What to do |
In the data below, find every line with the string "access" and pull it out.

━━━━━ Data lines

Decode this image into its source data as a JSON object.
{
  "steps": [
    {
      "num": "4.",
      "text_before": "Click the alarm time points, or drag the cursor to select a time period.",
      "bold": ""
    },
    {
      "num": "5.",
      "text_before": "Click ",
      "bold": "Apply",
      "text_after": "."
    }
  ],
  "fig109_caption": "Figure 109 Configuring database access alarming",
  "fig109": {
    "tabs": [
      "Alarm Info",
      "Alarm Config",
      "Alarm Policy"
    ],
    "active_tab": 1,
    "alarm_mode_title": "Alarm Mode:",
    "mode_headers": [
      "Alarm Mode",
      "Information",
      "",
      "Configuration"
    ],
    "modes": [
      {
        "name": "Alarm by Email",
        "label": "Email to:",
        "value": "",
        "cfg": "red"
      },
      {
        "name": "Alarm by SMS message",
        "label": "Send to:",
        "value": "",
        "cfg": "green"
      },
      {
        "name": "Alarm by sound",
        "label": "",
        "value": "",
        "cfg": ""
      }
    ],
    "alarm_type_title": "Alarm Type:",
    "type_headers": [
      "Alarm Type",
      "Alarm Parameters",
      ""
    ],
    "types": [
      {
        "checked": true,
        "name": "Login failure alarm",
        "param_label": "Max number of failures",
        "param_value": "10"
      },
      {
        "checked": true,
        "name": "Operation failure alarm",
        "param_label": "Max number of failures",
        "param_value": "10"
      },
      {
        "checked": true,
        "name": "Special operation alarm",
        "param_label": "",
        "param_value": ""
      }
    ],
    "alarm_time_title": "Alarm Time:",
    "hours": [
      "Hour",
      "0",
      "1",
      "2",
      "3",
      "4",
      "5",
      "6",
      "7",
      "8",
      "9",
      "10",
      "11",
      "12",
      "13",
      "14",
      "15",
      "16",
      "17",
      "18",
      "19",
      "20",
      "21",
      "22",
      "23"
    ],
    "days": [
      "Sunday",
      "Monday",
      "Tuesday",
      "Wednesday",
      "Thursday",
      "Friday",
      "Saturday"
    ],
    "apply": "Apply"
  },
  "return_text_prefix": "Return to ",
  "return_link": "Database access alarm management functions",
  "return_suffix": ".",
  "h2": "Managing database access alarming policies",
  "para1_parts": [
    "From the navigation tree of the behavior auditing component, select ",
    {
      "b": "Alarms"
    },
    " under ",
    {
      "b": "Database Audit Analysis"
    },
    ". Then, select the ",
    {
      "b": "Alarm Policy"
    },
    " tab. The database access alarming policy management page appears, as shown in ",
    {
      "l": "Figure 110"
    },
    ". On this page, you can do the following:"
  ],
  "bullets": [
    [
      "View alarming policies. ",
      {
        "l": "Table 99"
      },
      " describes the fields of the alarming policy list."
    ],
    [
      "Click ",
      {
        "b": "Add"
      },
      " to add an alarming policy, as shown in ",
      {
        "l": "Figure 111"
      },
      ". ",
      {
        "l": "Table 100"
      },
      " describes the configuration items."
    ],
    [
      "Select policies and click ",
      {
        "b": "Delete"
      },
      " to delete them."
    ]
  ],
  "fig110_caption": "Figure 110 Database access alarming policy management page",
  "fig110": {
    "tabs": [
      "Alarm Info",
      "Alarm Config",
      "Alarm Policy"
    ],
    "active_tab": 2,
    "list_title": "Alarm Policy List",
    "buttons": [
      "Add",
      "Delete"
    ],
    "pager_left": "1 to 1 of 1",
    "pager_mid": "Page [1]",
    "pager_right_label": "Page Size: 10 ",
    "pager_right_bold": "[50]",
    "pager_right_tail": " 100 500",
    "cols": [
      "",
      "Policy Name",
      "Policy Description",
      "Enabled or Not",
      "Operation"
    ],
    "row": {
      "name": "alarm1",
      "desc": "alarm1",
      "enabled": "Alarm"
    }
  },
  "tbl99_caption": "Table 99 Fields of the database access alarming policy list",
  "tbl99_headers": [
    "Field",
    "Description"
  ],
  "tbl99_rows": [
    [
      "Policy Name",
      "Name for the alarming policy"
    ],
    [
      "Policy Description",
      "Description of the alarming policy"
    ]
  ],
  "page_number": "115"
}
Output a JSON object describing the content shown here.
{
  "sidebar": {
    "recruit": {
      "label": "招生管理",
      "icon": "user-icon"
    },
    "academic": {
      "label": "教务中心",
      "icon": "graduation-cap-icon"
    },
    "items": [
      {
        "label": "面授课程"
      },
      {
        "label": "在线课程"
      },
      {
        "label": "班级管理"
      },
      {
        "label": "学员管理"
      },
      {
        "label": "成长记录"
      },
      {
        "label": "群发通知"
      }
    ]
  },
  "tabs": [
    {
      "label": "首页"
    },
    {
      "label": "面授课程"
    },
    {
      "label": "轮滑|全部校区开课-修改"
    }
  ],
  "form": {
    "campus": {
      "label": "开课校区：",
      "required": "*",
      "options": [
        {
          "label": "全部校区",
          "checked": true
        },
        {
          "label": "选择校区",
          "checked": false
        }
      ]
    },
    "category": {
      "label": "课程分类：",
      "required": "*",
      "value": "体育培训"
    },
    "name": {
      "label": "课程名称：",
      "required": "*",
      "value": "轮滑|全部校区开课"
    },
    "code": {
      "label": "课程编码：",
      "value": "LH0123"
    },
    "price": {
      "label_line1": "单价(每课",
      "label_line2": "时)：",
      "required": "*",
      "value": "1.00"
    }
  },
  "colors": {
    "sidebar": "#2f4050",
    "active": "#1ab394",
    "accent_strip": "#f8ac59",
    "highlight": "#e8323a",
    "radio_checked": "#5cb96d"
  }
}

━━━━━━━━━━
━━━━━ Data lines

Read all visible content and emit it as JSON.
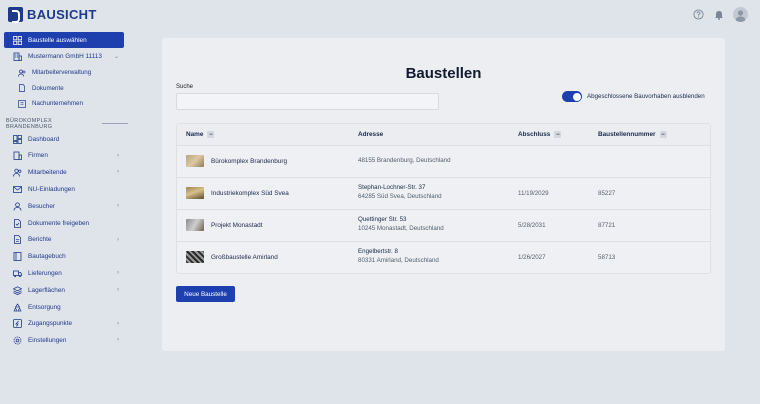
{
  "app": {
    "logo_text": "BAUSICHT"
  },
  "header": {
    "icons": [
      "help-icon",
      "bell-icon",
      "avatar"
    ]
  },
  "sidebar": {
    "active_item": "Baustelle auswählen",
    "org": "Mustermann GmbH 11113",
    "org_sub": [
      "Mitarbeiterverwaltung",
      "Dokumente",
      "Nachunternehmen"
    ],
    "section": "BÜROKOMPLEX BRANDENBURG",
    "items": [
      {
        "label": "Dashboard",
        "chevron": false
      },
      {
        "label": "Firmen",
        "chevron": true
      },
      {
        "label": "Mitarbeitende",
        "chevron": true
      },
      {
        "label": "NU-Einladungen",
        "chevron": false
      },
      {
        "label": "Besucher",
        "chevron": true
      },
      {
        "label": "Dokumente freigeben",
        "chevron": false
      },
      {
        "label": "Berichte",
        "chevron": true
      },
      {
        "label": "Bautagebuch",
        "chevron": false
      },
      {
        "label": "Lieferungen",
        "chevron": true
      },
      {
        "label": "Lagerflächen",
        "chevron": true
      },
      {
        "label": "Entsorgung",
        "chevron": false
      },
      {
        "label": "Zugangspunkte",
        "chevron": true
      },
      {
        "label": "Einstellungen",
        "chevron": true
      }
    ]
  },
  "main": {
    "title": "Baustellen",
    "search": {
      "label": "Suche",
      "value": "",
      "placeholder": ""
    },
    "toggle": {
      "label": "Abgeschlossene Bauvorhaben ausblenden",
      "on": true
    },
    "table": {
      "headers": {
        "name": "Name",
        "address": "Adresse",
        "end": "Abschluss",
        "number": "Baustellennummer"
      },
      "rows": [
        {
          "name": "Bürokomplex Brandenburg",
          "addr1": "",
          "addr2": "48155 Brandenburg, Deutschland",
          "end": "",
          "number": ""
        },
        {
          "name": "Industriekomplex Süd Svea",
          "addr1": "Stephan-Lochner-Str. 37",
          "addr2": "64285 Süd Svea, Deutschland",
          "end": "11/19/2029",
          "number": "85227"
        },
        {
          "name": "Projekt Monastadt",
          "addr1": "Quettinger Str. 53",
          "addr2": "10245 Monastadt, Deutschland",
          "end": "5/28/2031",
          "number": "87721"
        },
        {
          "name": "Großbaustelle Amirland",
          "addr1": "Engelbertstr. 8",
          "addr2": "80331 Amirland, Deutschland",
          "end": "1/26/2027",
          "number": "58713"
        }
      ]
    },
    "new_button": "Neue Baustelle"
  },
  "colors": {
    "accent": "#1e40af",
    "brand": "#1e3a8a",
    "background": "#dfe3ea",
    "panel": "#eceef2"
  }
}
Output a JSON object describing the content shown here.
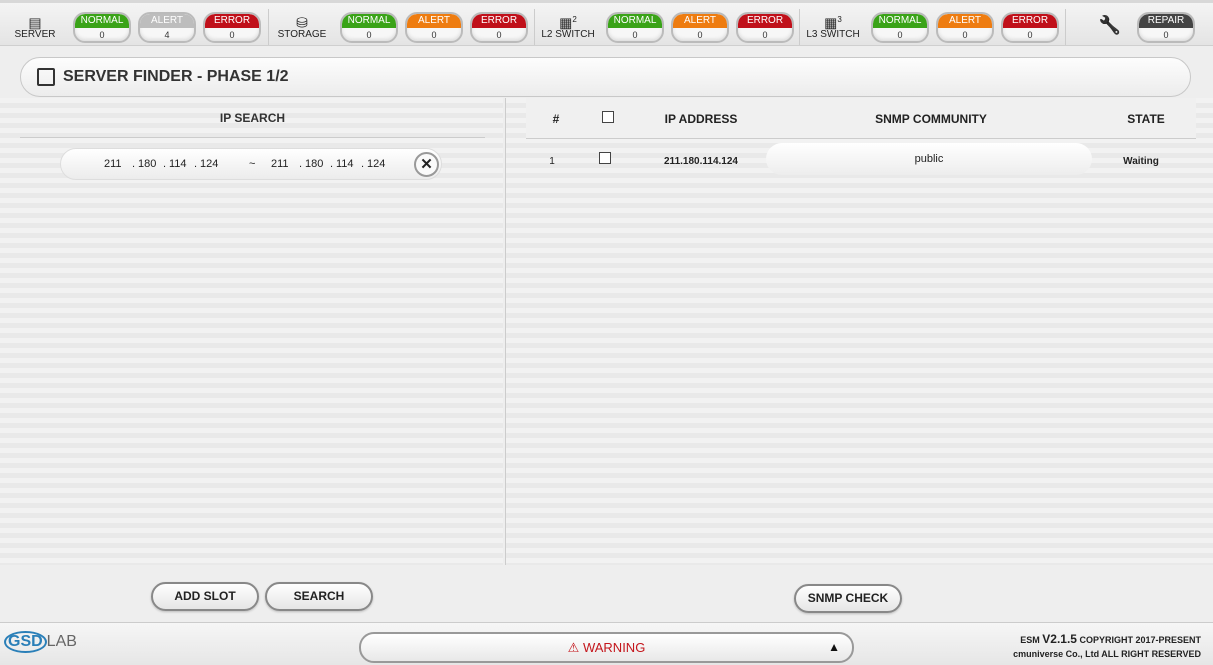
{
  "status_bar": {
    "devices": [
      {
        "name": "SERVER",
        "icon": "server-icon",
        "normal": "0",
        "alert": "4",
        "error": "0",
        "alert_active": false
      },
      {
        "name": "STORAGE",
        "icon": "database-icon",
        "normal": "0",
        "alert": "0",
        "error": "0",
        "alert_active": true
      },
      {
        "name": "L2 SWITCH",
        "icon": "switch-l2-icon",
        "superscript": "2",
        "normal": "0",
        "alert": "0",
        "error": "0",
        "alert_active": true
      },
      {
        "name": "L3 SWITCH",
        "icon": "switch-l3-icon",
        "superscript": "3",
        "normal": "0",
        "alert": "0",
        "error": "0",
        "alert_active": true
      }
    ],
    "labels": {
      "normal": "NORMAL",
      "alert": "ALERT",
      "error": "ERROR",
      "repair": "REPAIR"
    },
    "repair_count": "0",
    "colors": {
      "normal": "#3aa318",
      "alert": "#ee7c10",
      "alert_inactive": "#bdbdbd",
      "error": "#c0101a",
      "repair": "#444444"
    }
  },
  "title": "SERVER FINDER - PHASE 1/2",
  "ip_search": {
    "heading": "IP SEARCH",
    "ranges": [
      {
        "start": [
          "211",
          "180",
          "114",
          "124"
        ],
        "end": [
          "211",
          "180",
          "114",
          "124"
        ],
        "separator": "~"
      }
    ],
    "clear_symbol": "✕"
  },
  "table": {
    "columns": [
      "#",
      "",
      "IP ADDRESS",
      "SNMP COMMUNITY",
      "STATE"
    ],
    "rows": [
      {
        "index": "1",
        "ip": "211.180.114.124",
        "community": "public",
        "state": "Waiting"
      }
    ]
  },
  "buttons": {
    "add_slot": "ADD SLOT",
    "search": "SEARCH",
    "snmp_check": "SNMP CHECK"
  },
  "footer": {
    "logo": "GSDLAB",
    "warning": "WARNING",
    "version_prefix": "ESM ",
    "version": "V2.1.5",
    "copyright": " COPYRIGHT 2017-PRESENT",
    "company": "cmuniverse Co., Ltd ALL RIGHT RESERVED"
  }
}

━━━━━━━━━━

Solution for this task |
  "fig109_caption": "Figure 109 Configuring database access alarming",
  "return_link": "Database access alarm management functions",
  "h2": "Managing database access alarming policies",
    " tab. The database access alarming policy management page appears, as shown in ",
  "fig110_caption": "Figure 110 Database access alarming policy management page",
  "tbl99_caption": "Table 99 Fields of the database access alarming policy list",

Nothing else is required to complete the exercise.